◆ **Text provided**

((

Ohio State Reformatory

Ohio State Reformatory, Mansfield, Ohio.

The drive up the tree lined roadway leading up to the Ohio State Reformatory is a pleasant one. Sadly, it was the last open green space the over 155,000 inmates incarcerated there over the years would see for quite a while.

From the outside, the building’s castle-like appearance is gorgeous. Architect Levi T. Scofield combined Victorian Gothic, Richardsonian Romanesque and  Queen Anne styles to create a building that would, he hoped, “inspire the inmates to return to spiritual values.” Scofield liked to say his building was “half German castle, half Gothic church.”

Cellblock at Ohio State Reformatory.

Cellblock at Ohio State Reformatory. Mansfield,

 

As an indicator of the reformatory’s massive size, the East Cellblock is 6-tiers high with 600 cells that held a total of  1,200 inmates. When completed, the cellblock was the largest of its kind in the world and broke a world record.

Inside the “joint,” as the inmates called it, was another story as the prisoners lived in small 8 by 5-foot cells which were badly heated in winter and often torrid in summer.

 

 

 

Eventually, the prison closed in 1990 by federal court order after the prisoners filed a class action suit claiming overcrowding and inhumane conditions. Ten years later, the Mansfield Reformatory Preservation Society bought the property for one dollar with the goal of restoring the prison and opening it up for public tours and events.

))

◆ **Extracted material**
((

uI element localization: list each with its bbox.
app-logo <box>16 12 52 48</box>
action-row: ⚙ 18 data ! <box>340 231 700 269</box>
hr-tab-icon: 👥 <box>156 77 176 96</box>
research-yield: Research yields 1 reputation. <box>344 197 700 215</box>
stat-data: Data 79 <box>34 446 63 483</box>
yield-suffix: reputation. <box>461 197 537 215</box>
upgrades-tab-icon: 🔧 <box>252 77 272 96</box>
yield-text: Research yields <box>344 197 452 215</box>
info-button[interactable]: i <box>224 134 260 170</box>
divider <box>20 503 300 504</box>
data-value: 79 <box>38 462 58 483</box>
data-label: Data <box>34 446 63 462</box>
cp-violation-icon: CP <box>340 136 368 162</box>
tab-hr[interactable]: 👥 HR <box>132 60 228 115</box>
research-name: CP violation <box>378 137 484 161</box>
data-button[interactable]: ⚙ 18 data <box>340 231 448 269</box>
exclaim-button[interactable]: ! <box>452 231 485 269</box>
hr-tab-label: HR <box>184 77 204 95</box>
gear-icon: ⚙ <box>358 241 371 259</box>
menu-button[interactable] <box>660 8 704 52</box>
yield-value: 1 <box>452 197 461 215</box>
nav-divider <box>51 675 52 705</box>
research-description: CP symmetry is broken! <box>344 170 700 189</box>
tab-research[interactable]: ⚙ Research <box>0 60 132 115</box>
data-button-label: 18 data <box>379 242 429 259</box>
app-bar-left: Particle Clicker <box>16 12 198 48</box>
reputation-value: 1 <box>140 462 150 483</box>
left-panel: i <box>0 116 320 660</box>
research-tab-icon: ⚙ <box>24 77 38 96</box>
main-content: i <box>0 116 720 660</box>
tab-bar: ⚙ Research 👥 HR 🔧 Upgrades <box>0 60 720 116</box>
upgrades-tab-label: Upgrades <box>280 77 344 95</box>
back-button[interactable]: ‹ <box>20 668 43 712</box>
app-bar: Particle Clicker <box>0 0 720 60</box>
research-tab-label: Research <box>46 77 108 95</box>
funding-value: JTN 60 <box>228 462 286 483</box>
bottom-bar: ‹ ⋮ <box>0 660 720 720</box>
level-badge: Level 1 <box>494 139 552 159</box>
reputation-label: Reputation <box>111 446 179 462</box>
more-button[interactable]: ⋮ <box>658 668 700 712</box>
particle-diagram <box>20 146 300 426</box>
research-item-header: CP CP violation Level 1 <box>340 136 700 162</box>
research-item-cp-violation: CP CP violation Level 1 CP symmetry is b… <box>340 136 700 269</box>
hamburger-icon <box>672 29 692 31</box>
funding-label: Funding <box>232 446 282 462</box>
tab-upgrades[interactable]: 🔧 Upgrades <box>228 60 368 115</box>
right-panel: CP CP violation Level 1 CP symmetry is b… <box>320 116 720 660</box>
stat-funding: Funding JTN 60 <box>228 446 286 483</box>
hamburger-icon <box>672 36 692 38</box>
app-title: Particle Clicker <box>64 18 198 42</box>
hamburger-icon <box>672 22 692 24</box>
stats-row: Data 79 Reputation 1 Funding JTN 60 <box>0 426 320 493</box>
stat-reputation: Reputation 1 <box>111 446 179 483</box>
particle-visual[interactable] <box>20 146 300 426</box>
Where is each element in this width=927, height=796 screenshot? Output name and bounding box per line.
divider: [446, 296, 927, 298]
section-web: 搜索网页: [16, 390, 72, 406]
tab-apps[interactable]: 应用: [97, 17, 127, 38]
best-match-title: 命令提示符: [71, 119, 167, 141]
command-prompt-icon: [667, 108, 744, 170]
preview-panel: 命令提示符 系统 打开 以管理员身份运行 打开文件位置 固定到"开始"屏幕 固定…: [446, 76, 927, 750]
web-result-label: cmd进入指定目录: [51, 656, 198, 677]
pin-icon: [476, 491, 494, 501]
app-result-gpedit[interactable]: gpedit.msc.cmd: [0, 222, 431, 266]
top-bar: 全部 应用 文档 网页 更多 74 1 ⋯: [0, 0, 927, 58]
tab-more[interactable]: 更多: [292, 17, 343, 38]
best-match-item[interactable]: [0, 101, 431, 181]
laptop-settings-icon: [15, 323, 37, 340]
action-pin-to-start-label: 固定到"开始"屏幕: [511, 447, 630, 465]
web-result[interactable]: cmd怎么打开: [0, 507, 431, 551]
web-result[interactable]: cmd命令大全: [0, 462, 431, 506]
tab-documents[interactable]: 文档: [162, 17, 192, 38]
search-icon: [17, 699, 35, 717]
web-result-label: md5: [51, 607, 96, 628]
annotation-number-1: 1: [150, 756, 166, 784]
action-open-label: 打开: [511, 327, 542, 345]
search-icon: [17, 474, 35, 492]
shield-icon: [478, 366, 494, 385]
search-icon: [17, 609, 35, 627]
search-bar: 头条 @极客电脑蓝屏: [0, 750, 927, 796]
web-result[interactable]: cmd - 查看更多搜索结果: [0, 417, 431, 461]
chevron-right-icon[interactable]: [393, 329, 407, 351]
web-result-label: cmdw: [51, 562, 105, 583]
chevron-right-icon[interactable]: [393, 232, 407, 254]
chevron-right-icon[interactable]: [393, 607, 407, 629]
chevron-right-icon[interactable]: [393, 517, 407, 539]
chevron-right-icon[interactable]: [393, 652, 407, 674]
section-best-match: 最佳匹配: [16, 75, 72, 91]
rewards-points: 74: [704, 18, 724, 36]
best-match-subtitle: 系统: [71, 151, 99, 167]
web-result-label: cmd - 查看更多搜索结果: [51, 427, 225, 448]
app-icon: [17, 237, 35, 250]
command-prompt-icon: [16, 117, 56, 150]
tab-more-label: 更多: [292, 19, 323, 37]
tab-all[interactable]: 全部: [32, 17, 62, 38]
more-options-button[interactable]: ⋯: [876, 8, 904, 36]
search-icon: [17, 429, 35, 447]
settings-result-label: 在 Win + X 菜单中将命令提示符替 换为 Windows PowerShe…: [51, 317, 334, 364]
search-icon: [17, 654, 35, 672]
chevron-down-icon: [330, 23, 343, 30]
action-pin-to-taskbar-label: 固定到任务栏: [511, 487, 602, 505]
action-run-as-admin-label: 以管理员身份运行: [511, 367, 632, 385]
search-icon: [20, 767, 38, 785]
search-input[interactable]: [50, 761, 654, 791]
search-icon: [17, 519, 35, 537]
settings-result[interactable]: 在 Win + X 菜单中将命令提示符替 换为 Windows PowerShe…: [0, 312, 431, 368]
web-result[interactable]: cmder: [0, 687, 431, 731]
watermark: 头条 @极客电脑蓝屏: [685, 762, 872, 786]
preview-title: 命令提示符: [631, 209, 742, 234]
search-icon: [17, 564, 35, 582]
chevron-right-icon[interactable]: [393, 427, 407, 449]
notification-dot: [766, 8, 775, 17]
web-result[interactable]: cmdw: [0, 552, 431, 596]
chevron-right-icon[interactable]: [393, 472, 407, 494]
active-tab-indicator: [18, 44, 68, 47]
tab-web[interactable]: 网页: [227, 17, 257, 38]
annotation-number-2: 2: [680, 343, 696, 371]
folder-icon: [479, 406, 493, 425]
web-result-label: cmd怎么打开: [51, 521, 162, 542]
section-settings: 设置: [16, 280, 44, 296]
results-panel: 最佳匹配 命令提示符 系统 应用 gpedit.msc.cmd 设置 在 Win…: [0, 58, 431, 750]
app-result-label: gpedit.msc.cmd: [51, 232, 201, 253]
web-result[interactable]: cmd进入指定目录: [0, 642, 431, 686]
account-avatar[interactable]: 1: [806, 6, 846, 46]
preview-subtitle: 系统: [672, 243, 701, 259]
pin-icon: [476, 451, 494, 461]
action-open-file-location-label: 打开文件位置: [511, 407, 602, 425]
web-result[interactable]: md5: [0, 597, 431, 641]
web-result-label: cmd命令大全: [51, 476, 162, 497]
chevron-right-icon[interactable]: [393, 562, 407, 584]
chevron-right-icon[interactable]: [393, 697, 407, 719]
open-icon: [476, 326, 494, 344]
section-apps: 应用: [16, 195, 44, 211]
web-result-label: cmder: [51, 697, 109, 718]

))

◆ **Problem statement**
Reproduce the part of the reformatory text from "As an indicator" to "a world record.". The listing has no connection to the text about the Ohio State Reformatory.

◆ **Answer section**
As an indicator of the reformatory’s massive size, the East Cellblock is 6-tiers high with 600 cells that held a total of  1,200 inmates. When completed, the cellblock was the largest of its kind in the world and broke a world record.